— begin PROVIDED MATERIAL —
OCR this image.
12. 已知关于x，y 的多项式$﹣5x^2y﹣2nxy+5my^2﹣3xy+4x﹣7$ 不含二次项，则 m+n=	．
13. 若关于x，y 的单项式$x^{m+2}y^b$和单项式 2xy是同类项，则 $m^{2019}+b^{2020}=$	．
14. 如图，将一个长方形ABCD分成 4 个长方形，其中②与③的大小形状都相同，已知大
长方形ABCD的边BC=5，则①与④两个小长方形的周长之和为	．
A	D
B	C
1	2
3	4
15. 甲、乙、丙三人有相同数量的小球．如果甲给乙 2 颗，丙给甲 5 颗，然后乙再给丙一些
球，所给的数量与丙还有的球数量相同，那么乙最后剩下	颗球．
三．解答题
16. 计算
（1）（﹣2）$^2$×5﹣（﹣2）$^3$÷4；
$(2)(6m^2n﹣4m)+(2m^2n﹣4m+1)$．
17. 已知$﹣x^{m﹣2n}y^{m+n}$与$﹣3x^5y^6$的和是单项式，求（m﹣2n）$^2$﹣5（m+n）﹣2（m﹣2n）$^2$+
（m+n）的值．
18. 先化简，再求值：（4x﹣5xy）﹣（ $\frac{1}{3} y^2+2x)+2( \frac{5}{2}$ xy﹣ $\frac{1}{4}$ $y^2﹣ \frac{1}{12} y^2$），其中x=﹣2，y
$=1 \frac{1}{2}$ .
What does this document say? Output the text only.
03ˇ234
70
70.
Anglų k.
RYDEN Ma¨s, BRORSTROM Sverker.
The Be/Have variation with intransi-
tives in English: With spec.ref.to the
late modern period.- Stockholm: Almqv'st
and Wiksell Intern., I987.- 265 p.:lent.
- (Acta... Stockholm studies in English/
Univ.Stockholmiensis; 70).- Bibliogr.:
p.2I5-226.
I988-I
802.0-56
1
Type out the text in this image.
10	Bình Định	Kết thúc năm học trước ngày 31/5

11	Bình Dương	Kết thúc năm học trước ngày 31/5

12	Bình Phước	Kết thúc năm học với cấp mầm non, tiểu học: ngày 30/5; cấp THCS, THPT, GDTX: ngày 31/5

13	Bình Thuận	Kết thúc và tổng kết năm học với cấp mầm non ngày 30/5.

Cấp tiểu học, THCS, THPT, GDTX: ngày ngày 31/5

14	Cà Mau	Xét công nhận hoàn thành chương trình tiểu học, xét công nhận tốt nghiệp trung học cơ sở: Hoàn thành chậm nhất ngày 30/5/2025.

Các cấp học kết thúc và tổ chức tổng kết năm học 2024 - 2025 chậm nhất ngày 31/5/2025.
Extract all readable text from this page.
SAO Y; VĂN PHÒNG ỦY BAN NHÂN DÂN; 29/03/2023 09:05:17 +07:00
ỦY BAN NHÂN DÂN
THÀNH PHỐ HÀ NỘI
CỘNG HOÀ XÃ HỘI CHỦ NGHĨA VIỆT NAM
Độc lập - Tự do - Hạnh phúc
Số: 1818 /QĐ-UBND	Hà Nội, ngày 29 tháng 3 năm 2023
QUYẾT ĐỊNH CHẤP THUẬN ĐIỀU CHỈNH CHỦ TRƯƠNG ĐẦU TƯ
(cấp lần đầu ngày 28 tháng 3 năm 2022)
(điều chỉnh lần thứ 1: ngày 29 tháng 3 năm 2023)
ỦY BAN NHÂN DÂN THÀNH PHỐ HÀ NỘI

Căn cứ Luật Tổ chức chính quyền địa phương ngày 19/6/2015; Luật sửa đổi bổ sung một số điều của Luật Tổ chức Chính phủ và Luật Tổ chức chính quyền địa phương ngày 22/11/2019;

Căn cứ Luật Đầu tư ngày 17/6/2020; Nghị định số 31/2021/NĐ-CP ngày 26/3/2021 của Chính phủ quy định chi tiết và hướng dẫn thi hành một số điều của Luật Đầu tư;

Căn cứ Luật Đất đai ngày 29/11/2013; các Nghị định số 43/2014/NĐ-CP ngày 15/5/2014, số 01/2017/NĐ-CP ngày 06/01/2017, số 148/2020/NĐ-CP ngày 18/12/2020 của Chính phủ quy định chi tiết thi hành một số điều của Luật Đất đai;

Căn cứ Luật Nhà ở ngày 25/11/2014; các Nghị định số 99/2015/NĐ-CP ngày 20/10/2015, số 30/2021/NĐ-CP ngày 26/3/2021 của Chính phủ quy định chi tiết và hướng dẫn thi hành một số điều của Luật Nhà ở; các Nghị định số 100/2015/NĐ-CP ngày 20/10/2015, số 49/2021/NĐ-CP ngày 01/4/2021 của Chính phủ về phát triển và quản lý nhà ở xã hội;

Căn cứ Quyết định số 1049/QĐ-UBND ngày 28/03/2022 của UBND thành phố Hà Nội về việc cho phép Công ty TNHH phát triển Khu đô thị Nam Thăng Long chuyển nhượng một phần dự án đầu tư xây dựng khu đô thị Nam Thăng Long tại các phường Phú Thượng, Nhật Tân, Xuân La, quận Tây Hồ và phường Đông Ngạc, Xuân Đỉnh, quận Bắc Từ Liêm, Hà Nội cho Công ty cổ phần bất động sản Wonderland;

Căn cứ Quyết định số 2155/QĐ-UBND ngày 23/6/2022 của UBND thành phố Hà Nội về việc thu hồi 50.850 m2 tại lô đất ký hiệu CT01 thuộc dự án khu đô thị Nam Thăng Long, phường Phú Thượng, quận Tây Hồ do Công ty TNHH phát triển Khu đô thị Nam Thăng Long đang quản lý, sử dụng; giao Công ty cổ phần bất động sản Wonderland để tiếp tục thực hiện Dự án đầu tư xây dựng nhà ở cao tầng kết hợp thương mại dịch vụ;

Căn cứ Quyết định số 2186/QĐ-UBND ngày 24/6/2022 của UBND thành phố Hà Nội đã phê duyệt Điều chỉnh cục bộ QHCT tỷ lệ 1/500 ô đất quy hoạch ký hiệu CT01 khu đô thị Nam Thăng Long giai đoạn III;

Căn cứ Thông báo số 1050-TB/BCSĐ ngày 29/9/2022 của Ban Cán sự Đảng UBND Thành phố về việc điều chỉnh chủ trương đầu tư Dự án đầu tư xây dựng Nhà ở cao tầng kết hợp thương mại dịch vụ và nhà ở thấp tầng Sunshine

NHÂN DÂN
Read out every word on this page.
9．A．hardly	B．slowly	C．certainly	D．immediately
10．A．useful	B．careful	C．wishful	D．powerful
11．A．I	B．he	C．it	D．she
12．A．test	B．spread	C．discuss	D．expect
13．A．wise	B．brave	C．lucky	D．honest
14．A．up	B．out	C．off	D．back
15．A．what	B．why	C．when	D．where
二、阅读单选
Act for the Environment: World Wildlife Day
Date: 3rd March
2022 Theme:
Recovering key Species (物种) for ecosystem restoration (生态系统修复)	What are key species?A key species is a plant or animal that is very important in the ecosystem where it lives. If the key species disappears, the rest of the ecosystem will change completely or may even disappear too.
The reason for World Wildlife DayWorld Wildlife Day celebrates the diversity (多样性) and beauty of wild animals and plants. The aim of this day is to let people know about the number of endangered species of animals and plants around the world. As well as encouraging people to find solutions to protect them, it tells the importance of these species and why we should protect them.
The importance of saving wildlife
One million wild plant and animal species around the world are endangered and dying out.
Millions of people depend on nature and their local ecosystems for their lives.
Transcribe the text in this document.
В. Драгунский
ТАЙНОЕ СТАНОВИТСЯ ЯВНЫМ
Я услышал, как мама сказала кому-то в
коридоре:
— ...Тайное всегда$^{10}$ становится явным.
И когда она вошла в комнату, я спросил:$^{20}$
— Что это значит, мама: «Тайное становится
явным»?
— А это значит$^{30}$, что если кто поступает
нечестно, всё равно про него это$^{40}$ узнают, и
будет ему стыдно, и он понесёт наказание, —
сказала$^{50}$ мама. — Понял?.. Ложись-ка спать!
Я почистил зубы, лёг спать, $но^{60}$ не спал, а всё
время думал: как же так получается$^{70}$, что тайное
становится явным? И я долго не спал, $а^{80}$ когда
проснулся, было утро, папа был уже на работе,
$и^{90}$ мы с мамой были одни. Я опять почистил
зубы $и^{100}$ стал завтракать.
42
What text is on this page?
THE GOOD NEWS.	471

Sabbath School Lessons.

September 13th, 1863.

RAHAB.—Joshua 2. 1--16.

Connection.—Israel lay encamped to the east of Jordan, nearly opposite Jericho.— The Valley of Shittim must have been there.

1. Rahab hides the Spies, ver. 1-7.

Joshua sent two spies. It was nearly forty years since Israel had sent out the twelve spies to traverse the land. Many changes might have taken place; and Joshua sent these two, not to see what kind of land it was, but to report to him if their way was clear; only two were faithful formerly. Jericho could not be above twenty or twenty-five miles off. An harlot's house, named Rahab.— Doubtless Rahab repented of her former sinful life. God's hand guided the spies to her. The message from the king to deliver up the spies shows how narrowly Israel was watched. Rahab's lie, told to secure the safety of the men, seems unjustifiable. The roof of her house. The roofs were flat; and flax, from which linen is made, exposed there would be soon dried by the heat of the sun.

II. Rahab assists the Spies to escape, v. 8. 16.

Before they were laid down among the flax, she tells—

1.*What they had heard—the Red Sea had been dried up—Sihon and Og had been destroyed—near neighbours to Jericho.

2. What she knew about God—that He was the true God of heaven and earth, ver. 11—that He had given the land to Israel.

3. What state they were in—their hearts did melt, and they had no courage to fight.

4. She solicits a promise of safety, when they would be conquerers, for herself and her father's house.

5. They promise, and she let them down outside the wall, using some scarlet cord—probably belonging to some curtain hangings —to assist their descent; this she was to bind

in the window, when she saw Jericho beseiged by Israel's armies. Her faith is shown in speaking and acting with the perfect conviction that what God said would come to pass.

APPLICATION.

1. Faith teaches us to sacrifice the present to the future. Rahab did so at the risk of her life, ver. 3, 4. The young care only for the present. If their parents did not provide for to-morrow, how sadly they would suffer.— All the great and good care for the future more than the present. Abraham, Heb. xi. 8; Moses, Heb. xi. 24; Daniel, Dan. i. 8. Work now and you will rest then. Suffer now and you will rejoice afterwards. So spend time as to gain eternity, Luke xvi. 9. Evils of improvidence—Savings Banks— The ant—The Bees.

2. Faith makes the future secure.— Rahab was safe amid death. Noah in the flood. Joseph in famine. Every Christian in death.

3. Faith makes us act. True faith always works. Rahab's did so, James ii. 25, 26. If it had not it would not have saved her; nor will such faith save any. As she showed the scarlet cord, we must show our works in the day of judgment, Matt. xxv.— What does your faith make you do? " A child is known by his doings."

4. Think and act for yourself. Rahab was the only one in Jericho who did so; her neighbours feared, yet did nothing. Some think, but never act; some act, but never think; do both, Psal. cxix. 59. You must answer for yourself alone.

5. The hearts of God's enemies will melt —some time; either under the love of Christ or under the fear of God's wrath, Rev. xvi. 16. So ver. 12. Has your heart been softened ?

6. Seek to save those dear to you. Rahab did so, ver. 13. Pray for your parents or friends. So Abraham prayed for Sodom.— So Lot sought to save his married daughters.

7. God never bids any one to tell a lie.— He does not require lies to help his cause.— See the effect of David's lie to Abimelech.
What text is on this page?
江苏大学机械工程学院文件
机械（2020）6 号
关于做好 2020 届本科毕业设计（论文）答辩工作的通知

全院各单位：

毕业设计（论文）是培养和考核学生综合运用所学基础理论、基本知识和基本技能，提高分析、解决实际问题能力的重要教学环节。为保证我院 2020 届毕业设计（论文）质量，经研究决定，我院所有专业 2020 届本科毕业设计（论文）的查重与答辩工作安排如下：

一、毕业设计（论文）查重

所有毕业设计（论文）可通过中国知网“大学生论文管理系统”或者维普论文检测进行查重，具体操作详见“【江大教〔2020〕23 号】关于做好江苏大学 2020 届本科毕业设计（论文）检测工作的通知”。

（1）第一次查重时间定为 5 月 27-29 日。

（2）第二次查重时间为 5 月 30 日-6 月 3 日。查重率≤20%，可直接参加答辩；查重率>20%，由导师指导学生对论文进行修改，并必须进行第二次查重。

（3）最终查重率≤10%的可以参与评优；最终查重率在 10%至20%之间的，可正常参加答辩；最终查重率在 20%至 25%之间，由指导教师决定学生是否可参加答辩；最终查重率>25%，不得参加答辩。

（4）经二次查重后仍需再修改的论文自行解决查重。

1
— end PROVIDED MATERIAL —
REQUIRED TASK: Gather each line from the listing above that holds "about".

SOLUTION TO THE EXERCISE:
The reason for World Wildlife DayWorld Wildlife Day celebrates the diversity (多样性) and beauty of wild animals and plants. The aim of this day is to let people know about the number of endangered species of animals and plants around the world. As well as encouraging people to find solutions to protect them, it tells the importance of these species and why we should protect them.
2. What she knew about God—that He was the true God of heaven and earth, ver. 11—that He had given the land to Israel.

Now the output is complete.